Leggiamo di Fabiana, l’ennesima vittima di femminicidio.
Fabiana aveva solo 15 anni ed è stata ammazzata da un suo coetaneo, solo di un anno più grande; le ha dato fuoco che era ancora viva.
Nonostante le numerose coltellate ricevute, Fabiana ha tentano di resistere, cercando di versare per terra il contenuto della tanica ma non ce l’ha fatta e lui le ha dato fuoco, ancora agonizzante.
Fabiana voleva lasciarlo da tempo ma lui era più forte, lui è stato più forte.
Lui è un macho, il classico modello di uomo tanto in voga, lo stereotipo della cultura dominante al quale tantissimi si proiettano, quello che ti protegge, ti tutela; la picchiava, la pestava da tempo e una volta le ha anche rotto il naso.
Fabiana lo aveva anche denunciato ma, come al solito, l’epilogo è stato che adesso lei non c’è più.
Ma i giornali, nel raccontare questa tragedia, lo chiamano il “fidanzatino” che l’ha ammazzata per gelosia.
Sono anni, ormai, che tentiamo di spiegare sempre le stesse cose, sull’importanza dell’uso delle parole perché se attenzioni e rappresenti una storia così tremenda con quelle terminologie, in qualche modo sei complice di quello che è accaduto.
Ed è la stessa logica di chi sostiene, per esempio, che le parole come operai, padroni, borghesi, classe, sono roba vecchia, inutilizzabile.
Solo che facendo sparire le parole, scompaiono anche i soggetti e le contraddizioni.

**Esercizi**:
1 – Ricopia dal testo su Fabiana tutto il passo che va da "Ma i giornali, nel" fino a "roba vecchia, inutilizzabile.".
2 – Nel testo su Fabiana, con quale termine i giornali chiamano il ragazzo che l'ha uccisa?

**Record del dataset**:
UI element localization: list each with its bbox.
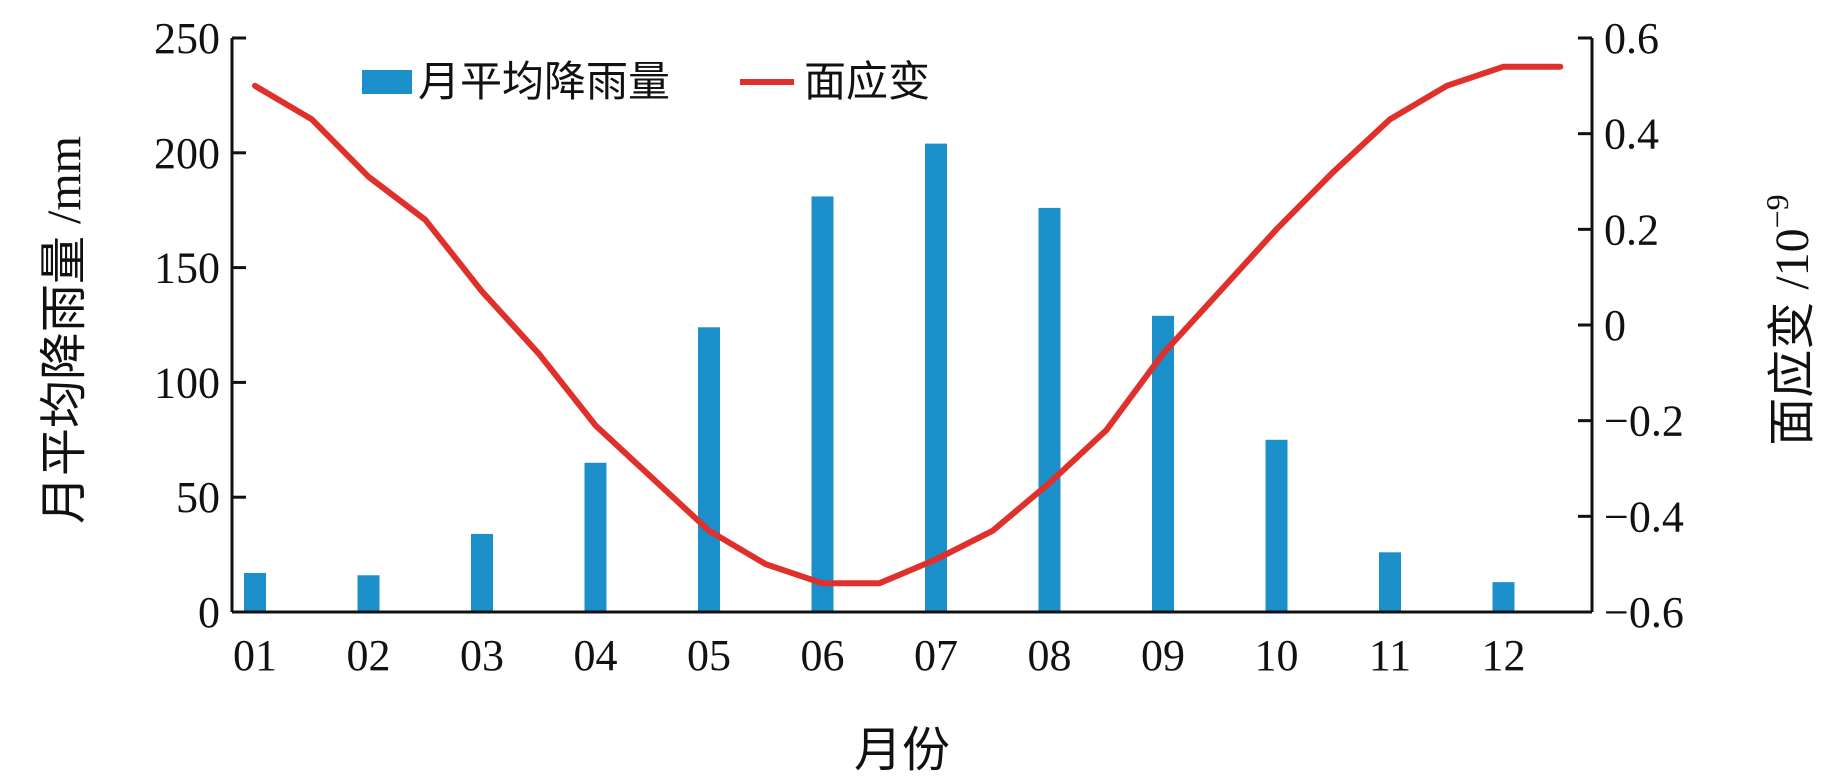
x-tick-label-05: 05 [687,631,731,680]
y-right-axis-title: 面应变 /10−9 [1759,194,1819,445]
y-left-tick-label: 250 [154,14,220,63]
bar-10 [1265,439,1288,612]
y-left-tick-label: 50 [176,473,220,522]
x-tick-label-07: 07 [914,631,958,680]
x-axis-title: 月份 [854,724,950,777]
bar-05 [698,327,720,612]
bar-08 [1038,207,1061,613]
bar-03 [471,533,493,612]
x-tick-label-06: 06 [801,631,845,680]
y-left-tick-label: 150 [154,244,220,293]
bar-09 [1152,315,1174,612]
y-right-axis-title-exponent: −9 [1759,194,1795,228]
y-right-tick-label: −0.4 [1604,492,1684,541]
x-tick-label-01: 01 [233,631,277,680]
bars-layer [244,143,1515,613]
strain-line [252,63,1564,587]
y-right-tick-label: −0.2 [1604,397,1684,446]
x-tick-label-02: 02 [347,631,391,680]
legend-label-strain: 面应变 [804,59,930,106]
bar-07 [925,143,947,612]
x-tick-label-04: 04 [574,631,618,680]
x-tick-label-12: 12 [1482,631,1526,680]
y-right-tick-label: −0.6 [1604,588,1684,637]
y-right-tick-label: 0.6 [1604,14,1659,63]
y-right-tick-label: 0.4 [1604,110,1659,159]
bar-12 [1492,582,1515,612]
line-layer [252,63,1564,587]
y-left-tick-label: 100 [154,358,220,407]
y-left-axis-title: 月平均降雨量 /mm [38,136,91,524]
bar-06 [811,196,834,612]
bar-04 [584,462,607,612]
legend-swatch-rainfall [362,70,412,94]
y-left-tick-label: 0 [198,588,220,637]
x-tick-label-10: 10 [1255,631,1299,680]
x-tick-label-03: 03 [460,631,504,680]
y-right-tick-label: 0 [1604,301,1626,350]
axes-layer [230,36,1594,614]
bar-01 [244,572,266,612]
x-tick-label-11: 11 [1369,631,1411,680]
legend: 月平均降雨量 面应变 [362,59,930,106]
y-right-tick-label: 0.2 [1604,205,1659,254]
x-tick-label-09: 09 [1141,631,1185,680]
x-tick-label-08: 08 [1028,631,1072,680]
y-left-tick-label: 200 [154,129,220,178]
bar-02 [357,575,380,612]
bar-11 [1379,552,1401,612]
legend-label-rainfall: 月平均降雨量 [418,60,670,106]
y-right-axis-title-base: 面应变 /10 [1766,228,1819,445]
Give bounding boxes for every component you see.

**Soluzioni degli esercizi**:
1 –
Ma i giornali, nel raccontare questa tragedia, lo chiamano il “fidanzatino” che l’ha ammazzata per gelosia.
Sono anni, ormai, che tentiamo di spiegare sempre le stesse cose, sull’importanza dell’uso delle parole perché se attenzioni e rappresenti una storia così tremenda con quelle terminologie, in qualche modo sei complice di quello che è accaduto.
Ed è la stessa logica di chi sostiene, per esempio, che le parole come operai, padroni, borghesi, classe, sono roba vecchia, inutilizzabile.

2 – Lo chiamano il “fidanzatino”.